───── Raw data

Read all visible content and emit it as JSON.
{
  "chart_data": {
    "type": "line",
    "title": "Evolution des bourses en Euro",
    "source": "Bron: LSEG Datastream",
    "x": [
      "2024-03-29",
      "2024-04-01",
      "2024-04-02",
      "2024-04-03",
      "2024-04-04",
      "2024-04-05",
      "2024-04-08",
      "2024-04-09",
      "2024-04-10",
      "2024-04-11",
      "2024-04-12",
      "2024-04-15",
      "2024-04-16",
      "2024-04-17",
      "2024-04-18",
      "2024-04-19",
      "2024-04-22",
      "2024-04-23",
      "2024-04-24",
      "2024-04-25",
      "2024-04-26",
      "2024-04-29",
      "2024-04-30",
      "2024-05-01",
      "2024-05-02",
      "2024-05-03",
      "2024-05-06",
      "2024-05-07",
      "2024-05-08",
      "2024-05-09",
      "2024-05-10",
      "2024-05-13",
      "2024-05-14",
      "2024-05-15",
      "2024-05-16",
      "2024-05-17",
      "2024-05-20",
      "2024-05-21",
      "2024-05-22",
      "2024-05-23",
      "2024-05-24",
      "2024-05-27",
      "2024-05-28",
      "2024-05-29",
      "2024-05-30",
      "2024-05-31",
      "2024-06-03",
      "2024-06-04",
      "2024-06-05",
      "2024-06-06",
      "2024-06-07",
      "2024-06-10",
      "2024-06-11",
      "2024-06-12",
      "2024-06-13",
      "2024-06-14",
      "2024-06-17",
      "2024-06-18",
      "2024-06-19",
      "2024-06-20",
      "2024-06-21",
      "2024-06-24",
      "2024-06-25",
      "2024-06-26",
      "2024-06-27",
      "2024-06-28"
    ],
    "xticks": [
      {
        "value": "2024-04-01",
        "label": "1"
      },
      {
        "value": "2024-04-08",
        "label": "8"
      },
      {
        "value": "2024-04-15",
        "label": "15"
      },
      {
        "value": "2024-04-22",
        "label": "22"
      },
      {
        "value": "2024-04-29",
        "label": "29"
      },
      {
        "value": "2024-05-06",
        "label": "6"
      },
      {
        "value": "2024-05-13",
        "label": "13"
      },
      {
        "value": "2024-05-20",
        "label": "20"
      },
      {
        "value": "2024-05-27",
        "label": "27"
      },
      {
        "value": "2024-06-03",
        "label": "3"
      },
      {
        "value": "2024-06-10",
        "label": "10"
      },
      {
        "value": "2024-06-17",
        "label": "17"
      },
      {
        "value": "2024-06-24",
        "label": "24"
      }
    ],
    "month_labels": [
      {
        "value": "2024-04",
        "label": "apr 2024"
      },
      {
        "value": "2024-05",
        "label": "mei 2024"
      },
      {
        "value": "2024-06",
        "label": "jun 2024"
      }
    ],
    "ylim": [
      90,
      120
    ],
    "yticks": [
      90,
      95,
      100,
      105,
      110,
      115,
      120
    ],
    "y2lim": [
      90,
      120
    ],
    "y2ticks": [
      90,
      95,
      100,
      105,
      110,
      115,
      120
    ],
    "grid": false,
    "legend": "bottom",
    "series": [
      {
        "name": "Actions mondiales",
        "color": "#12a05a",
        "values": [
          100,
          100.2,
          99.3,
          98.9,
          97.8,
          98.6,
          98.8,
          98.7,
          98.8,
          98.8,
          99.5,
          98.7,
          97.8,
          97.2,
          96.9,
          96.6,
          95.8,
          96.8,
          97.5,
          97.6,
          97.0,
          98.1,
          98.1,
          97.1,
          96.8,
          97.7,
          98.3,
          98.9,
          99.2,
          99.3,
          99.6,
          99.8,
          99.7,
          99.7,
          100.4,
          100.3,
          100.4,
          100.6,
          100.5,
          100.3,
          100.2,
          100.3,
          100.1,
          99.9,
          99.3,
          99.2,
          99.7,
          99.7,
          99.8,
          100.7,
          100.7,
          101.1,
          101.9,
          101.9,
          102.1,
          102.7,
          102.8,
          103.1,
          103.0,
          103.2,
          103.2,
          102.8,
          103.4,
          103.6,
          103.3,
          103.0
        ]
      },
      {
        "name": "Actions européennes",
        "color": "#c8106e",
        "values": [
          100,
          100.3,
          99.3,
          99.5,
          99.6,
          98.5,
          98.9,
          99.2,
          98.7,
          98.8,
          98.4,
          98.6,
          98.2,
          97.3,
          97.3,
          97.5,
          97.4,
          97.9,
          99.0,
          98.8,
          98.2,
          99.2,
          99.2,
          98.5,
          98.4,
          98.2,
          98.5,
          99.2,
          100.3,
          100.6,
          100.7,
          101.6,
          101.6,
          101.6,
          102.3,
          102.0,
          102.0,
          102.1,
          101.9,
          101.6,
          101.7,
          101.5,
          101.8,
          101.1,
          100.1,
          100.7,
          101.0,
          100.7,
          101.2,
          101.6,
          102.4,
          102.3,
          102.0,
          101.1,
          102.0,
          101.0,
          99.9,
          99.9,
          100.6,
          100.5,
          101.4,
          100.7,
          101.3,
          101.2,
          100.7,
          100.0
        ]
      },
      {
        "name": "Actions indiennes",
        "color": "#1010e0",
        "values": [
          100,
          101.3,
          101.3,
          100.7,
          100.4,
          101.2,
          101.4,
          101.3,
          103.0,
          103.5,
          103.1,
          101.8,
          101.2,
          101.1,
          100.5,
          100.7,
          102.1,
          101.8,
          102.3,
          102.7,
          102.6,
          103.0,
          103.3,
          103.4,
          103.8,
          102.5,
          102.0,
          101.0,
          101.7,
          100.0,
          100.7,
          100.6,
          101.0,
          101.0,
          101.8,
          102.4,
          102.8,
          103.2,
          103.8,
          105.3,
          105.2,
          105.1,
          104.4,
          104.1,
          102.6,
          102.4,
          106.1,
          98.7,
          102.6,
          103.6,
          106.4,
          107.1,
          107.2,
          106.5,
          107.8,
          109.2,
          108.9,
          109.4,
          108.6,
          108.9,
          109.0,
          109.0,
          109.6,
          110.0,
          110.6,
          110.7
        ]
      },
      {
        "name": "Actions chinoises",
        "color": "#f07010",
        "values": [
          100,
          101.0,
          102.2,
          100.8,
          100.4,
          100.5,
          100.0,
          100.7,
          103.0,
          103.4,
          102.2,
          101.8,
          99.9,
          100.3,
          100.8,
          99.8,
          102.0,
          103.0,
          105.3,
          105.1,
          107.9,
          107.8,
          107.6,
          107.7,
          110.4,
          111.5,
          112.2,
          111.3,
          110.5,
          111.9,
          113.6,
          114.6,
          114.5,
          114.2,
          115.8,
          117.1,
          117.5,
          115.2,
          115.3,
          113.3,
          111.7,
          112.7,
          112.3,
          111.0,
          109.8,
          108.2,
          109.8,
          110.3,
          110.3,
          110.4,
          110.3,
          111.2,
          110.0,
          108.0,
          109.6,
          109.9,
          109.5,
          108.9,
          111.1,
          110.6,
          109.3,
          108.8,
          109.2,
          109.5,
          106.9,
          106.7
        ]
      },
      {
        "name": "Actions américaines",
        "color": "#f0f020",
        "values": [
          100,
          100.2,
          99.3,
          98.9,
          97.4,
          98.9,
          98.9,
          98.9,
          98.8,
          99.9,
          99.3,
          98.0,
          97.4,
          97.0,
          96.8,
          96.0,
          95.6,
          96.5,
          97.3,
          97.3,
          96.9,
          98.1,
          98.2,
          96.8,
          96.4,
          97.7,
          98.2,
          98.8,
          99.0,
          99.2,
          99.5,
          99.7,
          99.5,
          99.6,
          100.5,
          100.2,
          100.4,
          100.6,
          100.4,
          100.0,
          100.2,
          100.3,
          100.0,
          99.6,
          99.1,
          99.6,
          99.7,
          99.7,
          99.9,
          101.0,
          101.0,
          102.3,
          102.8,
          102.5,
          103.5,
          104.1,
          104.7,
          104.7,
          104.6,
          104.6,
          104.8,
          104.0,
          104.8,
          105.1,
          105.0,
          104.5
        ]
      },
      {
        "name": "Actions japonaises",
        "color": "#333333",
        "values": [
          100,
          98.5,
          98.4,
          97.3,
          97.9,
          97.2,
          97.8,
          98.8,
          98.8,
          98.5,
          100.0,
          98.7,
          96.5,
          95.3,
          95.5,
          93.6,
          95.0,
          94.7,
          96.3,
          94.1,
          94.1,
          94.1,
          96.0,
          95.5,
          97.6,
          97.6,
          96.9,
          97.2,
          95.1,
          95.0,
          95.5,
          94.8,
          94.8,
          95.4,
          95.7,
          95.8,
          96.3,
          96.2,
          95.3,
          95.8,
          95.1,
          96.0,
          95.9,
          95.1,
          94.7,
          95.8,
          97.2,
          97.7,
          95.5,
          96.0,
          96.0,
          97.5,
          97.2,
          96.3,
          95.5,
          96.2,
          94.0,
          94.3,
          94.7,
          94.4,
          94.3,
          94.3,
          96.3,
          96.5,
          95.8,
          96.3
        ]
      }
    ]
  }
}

──────────

* Brief
Copy out each line of the listing that holds "Actions".

* Worked answer
        "name": "Actions mondiales",
        "name": "Actions européennes",
        "name": "Actions indiennes",
        "name": "Actions chinoises",
        "name": "Actions américaines",
        "name": "Actions japonaises",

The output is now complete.